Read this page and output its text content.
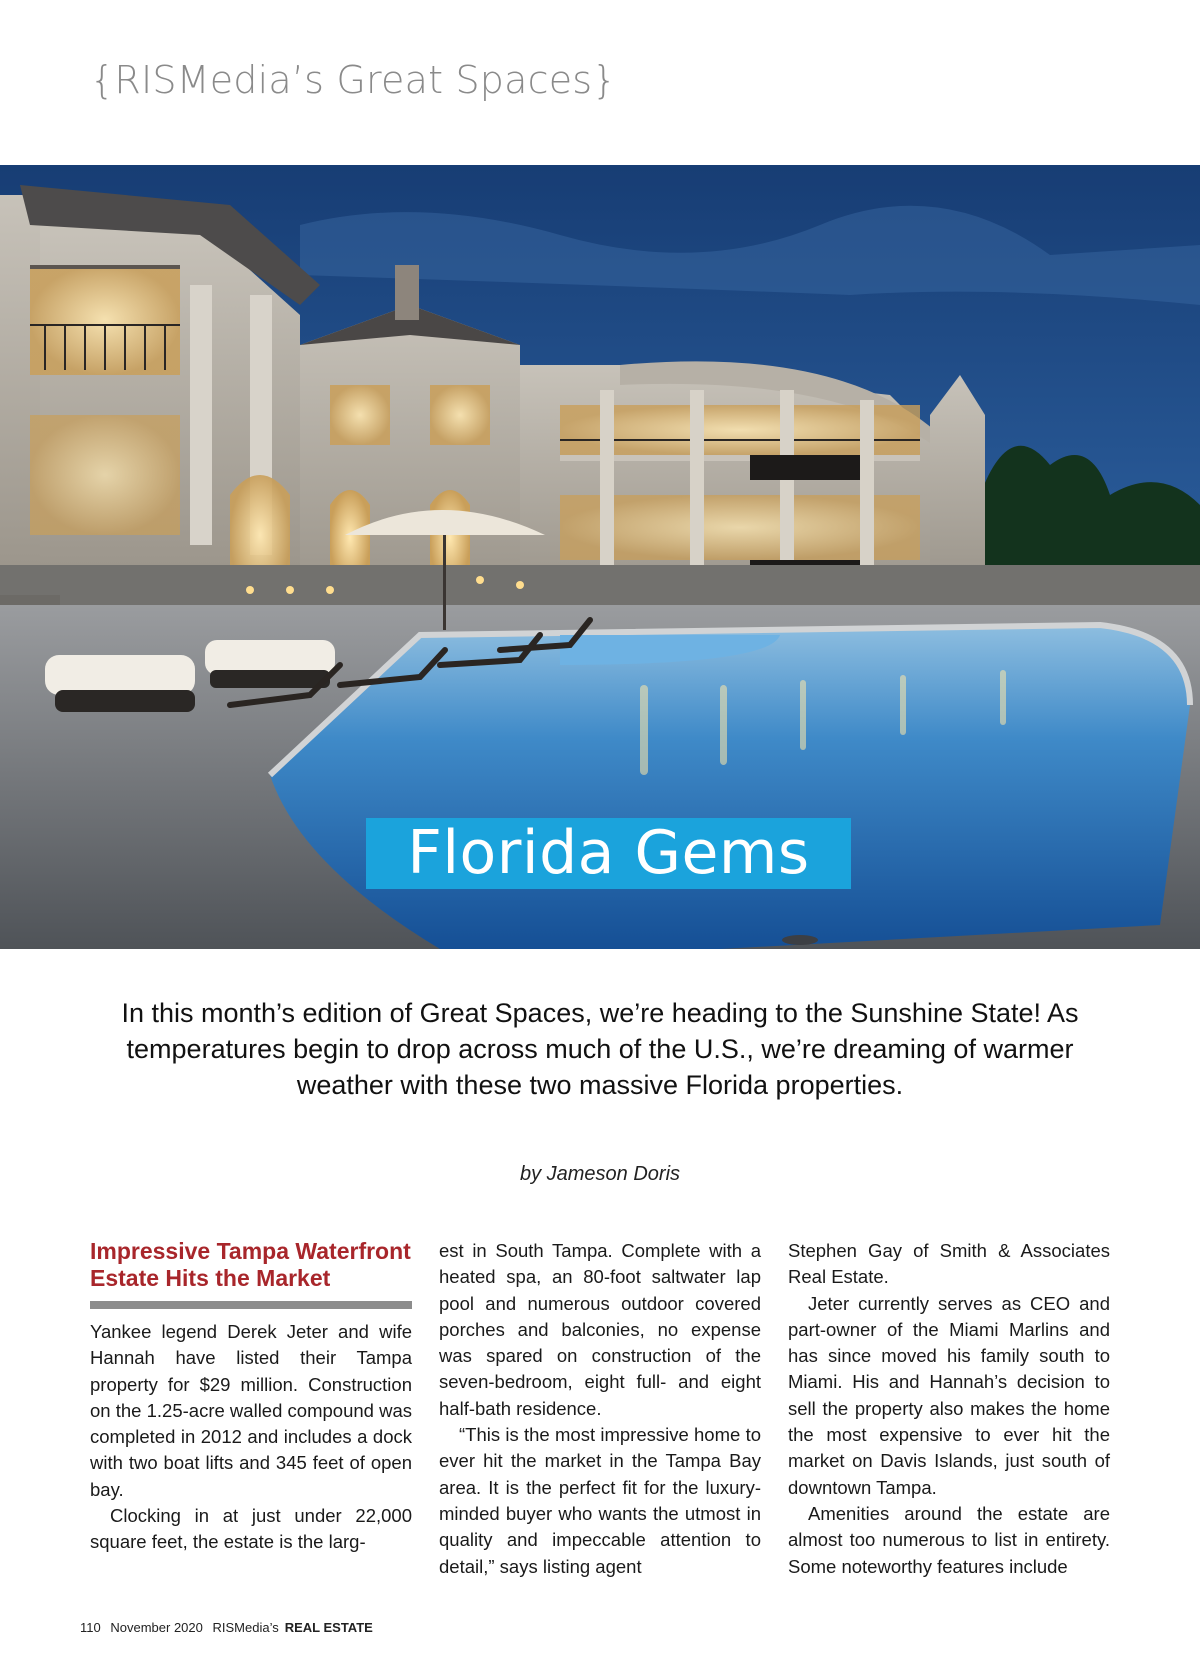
{RISMedia’s Great Spaces}
Florida Gems
In this month’s edition of Great Spaces, we’re heading to the Sunshine State! As temperatures begin to drop across much of the U.S., we’re dreaming of warmer weather with these two massive Florida properties.
by Jameson Doris
Impressive Tampa Waterfront Estate Hits the Market

Yankee legend Derek Jeter and wife Hannah have listed their Tampa property for $29 million. Construction on the 1.25-acre walled compound was completed in 2012 and includes a dock with two boat lifts and 345 feet of open bay.

Clocking in at just under 22,000 square feet, the estate is the larg-

est in South Tampa. Complete with a heated spa, an 80-foot saltwater lap pool and numerous outdoor covered porches and balconies, no expense was spared on construction of the seven-bedroom, eight full- and eight half-bath residence.

“This is the most impressive home to ever hit the market in the Tampa Bay area. It is the perfect fit for the luxury-minded buyer who wants the utmost in quality and impeccable attention to detail,” says listing agent

Stephen Gay of Smith & Associates Real Estate.

Jeter currently serves as CEO and part-owner of the Miami Marlins and has since moved his family south to Miami. His and Hannah’s decision to sell the property also makes the home the most expensive to ever hit the market on Davis Islands, just south of downtown Tampa.

Amenities around the estate are almost too numerous to list in entirety. Some noteworthy features include

110 November 2020 RISMedia’s REAL ESTATE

■ ■ ■ ■ ■

→ **THE REQUEST**:
Quote everything in the listing above exactly; pictures are the only thing to omit.

→ **THE RESPONSE**:
Read this page and output its text content.
{RISMedia’s Great Spaces}
Florida Gems
In this month’s edition of Great Spaces, we’re heading to the Sunshine State! As temperatures begin to drop across much of the U.S., we’re dreaming of warmer weather with these two massive Florida properties.
by Jameson Doris
Impressive Tampa Waterfront Estate Hits the Market

Yankee legend Derek Jeter and wife Hannah have listed their Tampa property for $29 million. Construction on the 1.25-acre walled compound was completed in 2012 and includes a dock with two boat lifts and 345 feet of open bay.

Clocking in at just under 22,000 square feet, the estate is the larg-

est in South Tampa. Complete with a heated spa, an 80-foot saltwater lap pool and numerous outdoor covered porches and balconies, no expense was spared on construction of the seven-bedroom, eight full- and eight half-bath residence.

“This is the most impressive home to ever hit the market in the Tampa Bay area. It is the perfect fit for the luxury-minded buyer who wants the utmost in quality and impeccable attention to detail,” says listing agent

Stephen Gay of Smith & Associates Real Estate.

Jeter currently serves as CEO and part-owner of the Miami Marlins and has since moved his family south to Miami. His and Hannah’s decision to sell the property also makes the home the most expensive to ever hit the market on Davis Islands, just south of downtown Tampa.

Amenities around the estate are almost too numerous to list in entirety. Some noteworthy features include

110 November 2020 RISMedia’s REAL ESTATE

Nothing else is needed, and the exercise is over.